PROBLEM TO SOLVE:
Check every line in the records below for the word "observada" and report how many have it, nothing more.

RECORDS PROVIDED:
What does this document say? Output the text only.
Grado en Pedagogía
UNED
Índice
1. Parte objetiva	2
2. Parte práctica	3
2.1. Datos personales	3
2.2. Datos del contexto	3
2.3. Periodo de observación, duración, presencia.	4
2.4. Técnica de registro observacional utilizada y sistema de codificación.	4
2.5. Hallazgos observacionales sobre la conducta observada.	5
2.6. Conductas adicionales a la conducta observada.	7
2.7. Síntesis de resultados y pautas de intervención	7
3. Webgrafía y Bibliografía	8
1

WRITTEN ANSWER:
2